Data records:

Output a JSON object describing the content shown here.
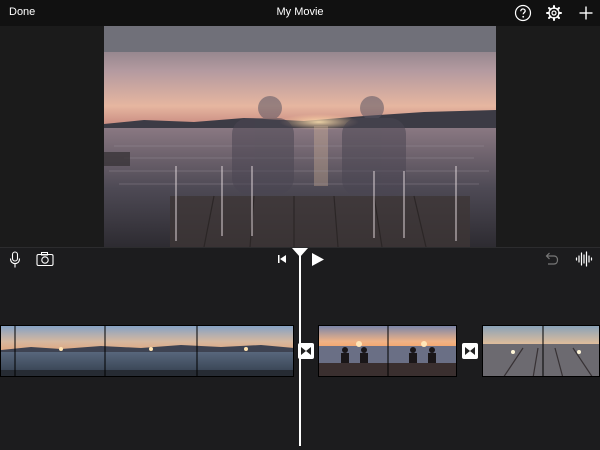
{
  "topbar": {
    "done_label": "Done",
    "title": "My Movie",
    "icons": [
      "help-icon",
      "gear-icon",
      "plus-icon"
    ]
  },
  "toolbar": {
    "icons": [
      "microphone-icon",
      "camera-icon",
      "skip-to-start-icon",
      "play-icon",
      "undo-icon",
      "audio-waveform-icon"
    ]
  },
  "timeline": {
    "clips": [
      "sunset-lake-clip",
      "people-on-dock-clip",
      "dock-sunset-clip"
    ],
    "transitions": [
      "transition-icon",
      "transition-icon"
    ]
  },
  "colors": {
    "topbar": "#111111",
    "background": "#1c1c1e",
    "playhead": "#ffffff",
    "text": "#ffffff"
  }
}
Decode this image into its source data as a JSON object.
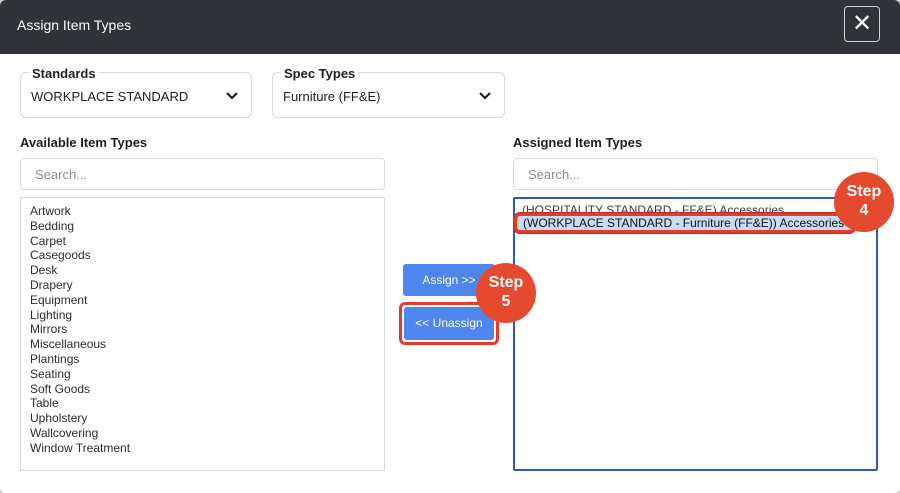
{
  "modal": {
    "title": "Assign Item Types",
    "close_icon": "close-icon"
  },
  "standards": {
    "label": "Standards",
    "value": "WORKPLACE STANDARD"
  },
  "spec_types": {
    "label": "Spec Types",
    "value": "Furniture (FF&E)"
  },
  "available": {
    "label": "Available Item Types",
    "search_placeholder": "Search...",
    "items": [
      "Artwork",
      "Bedding",
      "Carpet",
      "Casegoods",
      "Desk",
      "Drapery",
      "Equipment",
      "Lighting",
      "Mirrors",
      "Miscellaneous",
      "Plantings",
      "Seating",
      "Soft Goods",
      "Table",
      "Upholstery",
      "Wallcovering",
      "Window Treatment"
    ]
  },
  "assigned": {
    "label": "Assigned Item Types",
    "search_placeholder": "Search...",
    "items": [
      "(HOSPITALITY STANDARD - FF&E) Accessories",
      "(WORKPLACE STANDARD - Furniture (FF&E)) Accessories"
    ]
  },
  "buttons": {
    "assign": "Assign >>",
    "unassign": "<< Unassign"
  },
  "steps": {
    "step4": {
      "line1": "Step",
      "line2": "4"
    },
    "step5": {
      "line1": "Step",
      "line2": "5"
    }
  },
  "colors": {
    "header_bg": "#2f3236",
    "button_blue": "#4f86ee",
    "step_red": "#e64a2e",
    "highlight_outline": "#e53a2c",
    "selected_bg": "#c9dcf6"
  }
}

PROBLEM DETAILS: Quote each line of the listing exactly, but leave the pictures out.

FULL RESPONSE:
Output a JSON object describing the content shown here.
{
  "topbar": {
    "done_label": "Done",
    "title": "My Movie",
    "icons": [
      "help-icon",
      "gear-icon",
      "plus-icon"
    ]
  },
  "toolbar": {
    "icons": [
      "microphone-icon",
      "camera-icon",
      "skip-to-start-icon",
      "play-icon",
      "undo-icon",
      "audio-waveform-icon"
    ]
  },
  "timeline": {
    "clips": [
      "sunset-lake-clip",
      "people-on-dock-clip",
      "dock-sunset-clip"
    ],
    "transitions": [
      "transition-icon",
      "transition-icon"
    ]
  },
  "colors": {
    "topbar": "#111111",
    "background": "#1c1c1e",
    "playhead": "#ffffff",
    "text": "#ffffff"
  }
}
Decode this image into its source data as a JSON object.
{
  "modal": {
    "title": "Assign Item Types",
    "close_icon": "close-icon"
  },
  "standards": {
    "label": "Standards",
    "value": "WORKPLACE STANDARD"
  },
  "spec_types": {
    "label": "Spec Types",
    "value": "Furniture (FF&E)"
  },
  "available": {
    "label": "Available Item Types",
    "search_placeholder": "Search...",
    "items": [
      "Artwork",
      "Bedding",
      "Carpet",
      "Casegoods",
      "Desk",
      "Drapery",
      "Equipment",
      "Lighting",
      "Mirrors",
      "Miscellaneous",
      "Plantings",
      "Seating",
      "Soft Goods",
      "Table",
      "Upholstery",
      "Wallcovering",
      "Window Treatment"
    ]
  },
  "assigned": {
    "label": "Assigned Item Types",
    "search_placeholder": "Search...",
    "items": [
      "(HOSPITALITY STANDARD - FF&E) Accessories",
      "(WORKPLACE STANDARD - Furniture (FF&E)) Accessories"
    ]
  },
  "buttons": {
    "assign": "Assign >>",
    "unassign": "<< Unassign"
  },
  "steps": {
    "step4": {
      "line1": "Step",
      "line2": "4"
    },
    "step5": {
      "line1": "Step",
      "line2": "5"
    }
  },
  "colors": {
    "header_bg": "#2f3236",
    "button_blue": "#4f86ee",
    "step_red": "#e64a2e",
    "highlight_outline": "#e53a2c",
    "selected_bg": "#c9dcf6"
  }
}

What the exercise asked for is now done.